Records for this exercise:
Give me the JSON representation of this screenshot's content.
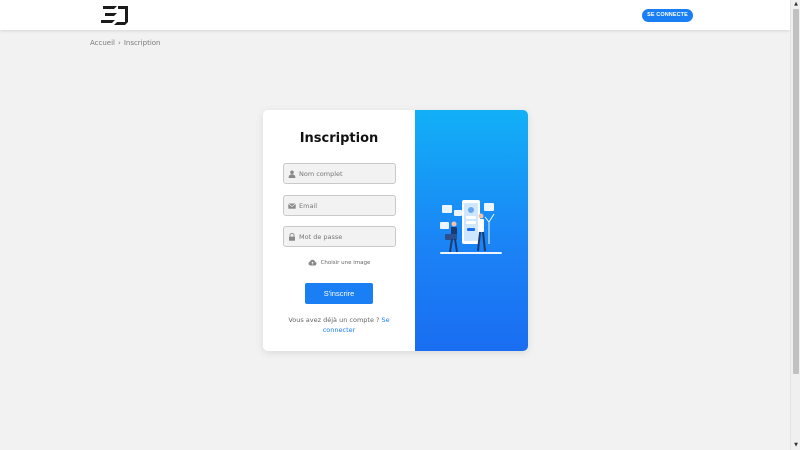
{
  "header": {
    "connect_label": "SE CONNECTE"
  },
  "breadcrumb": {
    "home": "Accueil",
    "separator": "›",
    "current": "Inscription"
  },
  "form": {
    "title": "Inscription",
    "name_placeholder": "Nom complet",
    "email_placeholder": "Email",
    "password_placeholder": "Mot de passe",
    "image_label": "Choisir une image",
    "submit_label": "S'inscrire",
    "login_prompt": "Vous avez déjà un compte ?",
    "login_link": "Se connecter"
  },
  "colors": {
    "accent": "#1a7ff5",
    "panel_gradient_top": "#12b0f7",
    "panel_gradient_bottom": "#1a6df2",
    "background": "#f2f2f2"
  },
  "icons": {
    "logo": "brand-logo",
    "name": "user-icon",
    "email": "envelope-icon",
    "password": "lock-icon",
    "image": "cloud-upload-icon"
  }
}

What the task asks: Transcribe the records word for word and include no pictures.

Result below:
Give me the JSON representation of this screenshot's content.
{
  "header": {
    "connect_label": "SE CONNECTE"
  },
  "breadcrumb": {
    "home": "Accueil",
    "separator": "›",
    "current": "Inscription"
  },
  "form": {
    "title": "Inscription",
    "name_placeholder": "Nom complet",
    "email_placeholder": "Email",
    "password_placeholder": "Mot de passe",
    "image_label": "Choisir une image",
    "submit_label": "S'inscrire",
    "login_prompt": "Vous avez déjà un compte ?",
    "login_link": "Se connecter"
  },
  "colors": {
    "accent": "#1a7ff5",
    "panel_gradient_top": "#12b0f7",
    "panel_gradient_bottom": "#1a6df2",
    "background": "#f2f2f2"
  },
  "icons": {
    "logo": "brand-logo",
    "name": "user-icon",
    "email": "envelope-icon",
    "password": "lock-icon",
    "image": "cloud-upload-icon"
  }
}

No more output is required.